**EXERCISE:** Transcribe each record below word for word.

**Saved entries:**

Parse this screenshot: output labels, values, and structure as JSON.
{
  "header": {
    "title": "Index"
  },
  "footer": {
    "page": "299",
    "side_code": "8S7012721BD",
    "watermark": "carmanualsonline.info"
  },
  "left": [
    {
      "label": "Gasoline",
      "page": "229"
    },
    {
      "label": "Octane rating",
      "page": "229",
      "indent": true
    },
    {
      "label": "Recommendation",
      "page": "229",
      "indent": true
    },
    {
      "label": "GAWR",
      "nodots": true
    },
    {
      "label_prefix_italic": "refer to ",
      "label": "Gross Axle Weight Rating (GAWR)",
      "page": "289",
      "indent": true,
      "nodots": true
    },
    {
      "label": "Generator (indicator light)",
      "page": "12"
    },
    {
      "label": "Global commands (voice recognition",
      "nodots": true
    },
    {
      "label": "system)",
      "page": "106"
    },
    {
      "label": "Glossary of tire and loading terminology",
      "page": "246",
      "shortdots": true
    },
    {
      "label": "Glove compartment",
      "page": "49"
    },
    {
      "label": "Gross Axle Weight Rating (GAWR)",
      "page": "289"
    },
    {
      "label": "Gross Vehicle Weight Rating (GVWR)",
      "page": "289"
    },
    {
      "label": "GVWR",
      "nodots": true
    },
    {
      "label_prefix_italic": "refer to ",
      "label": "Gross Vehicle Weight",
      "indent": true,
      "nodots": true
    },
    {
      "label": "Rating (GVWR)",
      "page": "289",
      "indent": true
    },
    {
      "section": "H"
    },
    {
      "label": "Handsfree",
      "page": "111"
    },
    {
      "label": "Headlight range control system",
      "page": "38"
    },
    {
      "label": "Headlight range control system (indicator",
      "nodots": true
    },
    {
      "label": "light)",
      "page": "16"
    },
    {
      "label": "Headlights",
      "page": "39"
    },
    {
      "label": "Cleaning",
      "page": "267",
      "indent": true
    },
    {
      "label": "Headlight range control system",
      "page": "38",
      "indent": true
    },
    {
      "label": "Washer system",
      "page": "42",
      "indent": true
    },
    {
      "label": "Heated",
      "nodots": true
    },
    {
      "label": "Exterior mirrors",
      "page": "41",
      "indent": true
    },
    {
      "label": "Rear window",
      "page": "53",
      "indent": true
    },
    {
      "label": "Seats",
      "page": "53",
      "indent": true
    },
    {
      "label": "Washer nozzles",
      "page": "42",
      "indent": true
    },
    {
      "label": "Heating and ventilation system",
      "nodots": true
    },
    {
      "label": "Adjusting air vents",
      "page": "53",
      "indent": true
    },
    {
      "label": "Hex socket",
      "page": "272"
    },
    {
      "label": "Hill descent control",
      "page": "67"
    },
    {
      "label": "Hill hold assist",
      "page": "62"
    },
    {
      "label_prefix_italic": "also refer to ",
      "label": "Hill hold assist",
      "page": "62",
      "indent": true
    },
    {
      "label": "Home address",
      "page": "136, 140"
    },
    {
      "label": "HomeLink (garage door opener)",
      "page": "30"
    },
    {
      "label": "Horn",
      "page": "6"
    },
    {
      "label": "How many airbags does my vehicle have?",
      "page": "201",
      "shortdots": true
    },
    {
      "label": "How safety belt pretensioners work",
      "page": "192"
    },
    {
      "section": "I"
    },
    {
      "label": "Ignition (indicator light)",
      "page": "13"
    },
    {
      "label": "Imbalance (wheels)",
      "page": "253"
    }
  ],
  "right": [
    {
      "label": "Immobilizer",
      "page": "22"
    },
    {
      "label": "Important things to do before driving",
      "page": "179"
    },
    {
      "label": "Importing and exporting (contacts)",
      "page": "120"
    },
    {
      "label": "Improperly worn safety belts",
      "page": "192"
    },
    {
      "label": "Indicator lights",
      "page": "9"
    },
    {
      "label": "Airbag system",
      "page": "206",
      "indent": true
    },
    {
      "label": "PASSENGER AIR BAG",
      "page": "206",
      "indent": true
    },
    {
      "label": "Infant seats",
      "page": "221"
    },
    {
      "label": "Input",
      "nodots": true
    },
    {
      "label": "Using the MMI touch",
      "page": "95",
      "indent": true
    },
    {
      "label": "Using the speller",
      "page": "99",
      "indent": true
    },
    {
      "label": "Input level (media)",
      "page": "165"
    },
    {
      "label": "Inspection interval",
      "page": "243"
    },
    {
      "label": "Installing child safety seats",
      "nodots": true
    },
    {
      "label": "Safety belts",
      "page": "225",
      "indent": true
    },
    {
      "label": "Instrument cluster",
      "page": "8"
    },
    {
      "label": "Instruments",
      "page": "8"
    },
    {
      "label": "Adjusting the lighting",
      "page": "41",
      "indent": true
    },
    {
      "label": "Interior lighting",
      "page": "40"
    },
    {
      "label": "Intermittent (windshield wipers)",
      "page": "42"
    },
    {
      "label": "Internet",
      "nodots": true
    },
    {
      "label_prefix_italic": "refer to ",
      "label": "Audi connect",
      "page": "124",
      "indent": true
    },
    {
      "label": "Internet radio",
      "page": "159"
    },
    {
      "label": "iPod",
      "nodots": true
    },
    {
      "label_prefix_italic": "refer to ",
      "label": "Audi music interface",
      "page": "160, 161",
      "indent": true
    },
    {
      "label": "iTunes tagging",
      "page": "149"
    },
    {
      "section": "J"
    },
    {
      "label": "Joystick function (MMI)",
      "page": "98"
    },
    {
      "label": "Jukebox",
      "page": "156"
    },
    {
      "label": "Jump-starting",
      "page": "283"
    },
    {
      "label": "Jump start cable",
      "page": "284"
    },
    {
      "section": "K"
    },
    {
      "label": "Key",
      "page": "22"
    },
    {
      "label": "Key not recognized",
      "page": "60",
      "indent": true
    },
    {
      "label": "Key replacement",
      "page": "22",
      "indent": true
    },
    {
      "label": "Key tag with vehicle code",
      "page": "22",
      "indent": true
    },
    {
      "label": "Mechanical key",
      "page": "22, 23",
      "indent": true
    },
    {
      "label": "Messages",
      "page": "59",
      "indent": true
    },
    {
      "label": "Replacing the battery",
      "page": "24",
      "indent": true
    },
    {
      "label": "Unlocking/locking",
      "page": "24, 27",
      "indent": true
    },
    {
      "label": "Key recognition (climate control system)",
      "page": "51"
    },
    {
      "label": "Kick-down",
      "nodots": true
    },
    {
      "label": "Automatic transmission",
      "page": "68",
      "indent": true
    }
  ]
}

**RESULT FOR THIS TASK:**
Parse this screenshot: output labels, values, and structure as JSON.
{
  "header": {
    "title": "Index"
  },
  "footer": {
    "page": "299",
    "side_code": "8S7012721BD",
    "watermark": "carmanualsonline.info"
  },
  "left": [
    {
      "label": "Gasoline",
      "page": "229"
    },
    {
      "label": "Octane rating",
      "page": "229",
      "indent": true
    },
    {
      "label": "Recommendation",
      "page": "229",
      "indent": true
    },
    {
      "label": "GAWR",
      "nodots": true
    },
    {
      "label_prefix_italic": "refer to ",
      "label": "Gross Axle Weight Rating (GAWR)",
      "page": "289",
      "indent": true,
      "nodots": true
    },
    {
      "label": "Generator (indicator light)",
      "page": "12"
    },
    {
      "label": "Global commands (voice recognition",
      "nodots": true
    },
    {
      "label": "system)",
      "page": "106"
    },
    {
      "label": "Glossary of tire and loading terminology",
      "page": "246",
      "shortdots": true
    },
    {
      "label": "Glove compartment",
      "page": "49"
    },
    {
      "label": "Gross Axle Weight Rating (GAWR)",
      "page": "289"
    },
    {
      "label": "Gross Vehicle Weight Rating (GVWR)",
      "page": "289"
    },
    {
      "label": "GVWR",
      "nodots": true
    },
    {
      "label_prefix_italic": "refer to ",
      "label": "Gross Vehicle Weight",
      "indent": true,
      "nodots": true
    },
    {
      "label": "Rating (GVWR)",
      "page": "289",
      "indent": true
    },
    {
      "section": "H"
    },
    {
      "label": "Handsfree",
      "page": "111"
    },
    {
      "label": "Headlight range control system",
      "page": "38"
    },
    {
      "label": "Headlight range control system (indicator",
      "nodots": true
    },
    {
      "label": "light)",
      "page": "16"
    },
    {
      "label": "Headlights",
      "page": "39"
    },
    {
      "label": "Cleaning",
      "page": "267",
      "indent": true
    },
    {
      "label": "Headlight range control system",
      "page": "38",
      "indent": true
    },
    {
      "label": "Washer system",
      "page": "42",
      "indent": true
    },
    {
      "label": "Heated",
      "nodots": true
    },
    {
      "label": "Exterior mirrors",
      "page": "41",
      "indent": true
    },
    {
      "label": "Rear window",
      "page": "53",
      "indent": true
    },
    {
      "label": "Seats",
      "page": "53",
      "indent": true
    },
    {
      "label": "Washer nozzles",
      "page": "42",
      "indent": true
    },
    {
      "label": "Heating and ventilation system",
      "nodots": true
    },
    {
      "label": "Adjusting air vents",
      "page": "53",
      "indent": true
    },
    {
      "label": "Hex socket",
      "page": "272"
    },
    {
      "label": "Hill descent control",
      "page": "67"
    },
    {
      "label": "Hill hold assist",
      "page": "62"
    },
    {
      "label_prefix_italic": "also refer to ",
      "label": "Hill hold assist",
      "page": "62",
      "indent": true
    },
    {
      "label": "Home address",
      "page": "136, 140"
    },
    {
      "label": "HomeLink (garage door opener)",
      "page": "30"
    },
    {
      "label": "Horn",
      "page": "6"
    },
    {
      "label": "How many airbags does my vehicle have?",
      "page": "201",
      "shortdots": true
    },
    {
      "label": "How safety belt pretensioners work",
      "page": "192"
    },
    {
      "section": "I"
    },
    {
      "label": "Ignition (indicator light)",
      "page": "13"
    },
    {
      "label": "Imbalance (wheels)",
      "page": "253"
    }
  ],
  "right": [
    {
      "label": "Immobilizer",
      "page": "22"
    },
    {
      "label": "Important things to do before driving",
      "page": "179"
    },
    {
      "label": "Importing and exporting (contacts)",
      "page": "120"
    },
    {
      "label": "Improperly worn safety belts",
      "page": "192"
    },
    {
      "label": "Indicator lights",
      "page": "9"
    },
    {
      "label": "Airbag system",
      "page": "206",
      "indent": true
    },
    {
      "label": "PASSENGER AIR BAG",
      "page": "206",
      "indent": true
    },
    {
      "label": "Infant seats",
      "page": "221"
    },
    {
      "label": "Input",
      "nodots": true
    },
    {
      "label": "Using the MMI touch",
      "page": "95",
      "indent": true
    },
    {
      "label": "Using the speller",
      "page": "99",
      "indent": true
    },
    {
      "label": "Input level (media)",
      "page": "165"
    },
    {
      "label": "Inspection interval",
      "page": "243"
    },
    {
      "label": "Installing child safety seats",
      "nodots": true
    },
    {
      "label": "Safety belts",
      "page": "225",
      "indent": true
    },
    {
      "label": "Instrument cluster",
      "page": "8"
    },
    {
      "label": "Instruments",
      "page": "8"
    },
    {
      "label": "Adjusting the lighting",
      "page": "41",
      "indent": true
    },
    {
      "label": "Interior lighting",
      "page": "40"
    },
    {
      "label": "Intermittent (windshield wipers)",
      "page": "42"
    },
    {
      "label": "Internet",
      "nodots": true
    },
    {
      "label_prefix_italic": "refer to ",
      "label": "Audi connect",
      "page": "124",
      "indent": true
    },
    {
      "label": "Internet radio",
      "page": "159"
    },
    {
      "label": "iPod",
      "nodots": true
    },
    {
      "label_prefix_italic": "refer to ",
      "label": "Audi music interface",
      "page": "160, 161",
      "indent": true
    },
    {
      "label": "iTunes tagging",
      "page": "149"
    },
    {
      "section": "J"
    },
    {
      "label": "Joystick function (MMI)",
      "page": "98"
    },
    {
      "label": "Jukebox",
      "page": "156"
    },
    {
      "label": "Jump-starting",
      "page": "283"
    },
    {
      "label": "Jump start cable",
      "page": "284"
    },
    {
      "section": "K"
    },
    {
      "label": "Key",
      "page": "22"
    },
    {
      "label": "Key not recognized",
      "page": "60",
      "indent": true
    },
    {
      "label": "Key replacement",
      "page": "22",
      "indent": true
    },
    {
      "label": "Key tag with vehicle code",
      "page": "22",
      "indent": true
    },
    {
      "label": "Mechanical key",
      "page": "22, 23",
      "indent": true
    },
    {
      "label": "Messages",
      "page": "59",
      "indent": true
    },
    {
      "label": "Replacing the battery",
      "page": "24",
      "indent": true
    },
    {
      "label": "Unlocking/locking",
      "page": "24, 27",
      "indent": true
    },
    {
      "label": "Key recognition (climate control system)",
      "page": "51"
    },
    {
      "label": "Kick-down",
      "nodots": true
    },
    {
      "label": "Automatic transmission",
      "page": "68",
      "indent": true
    }
  ]
}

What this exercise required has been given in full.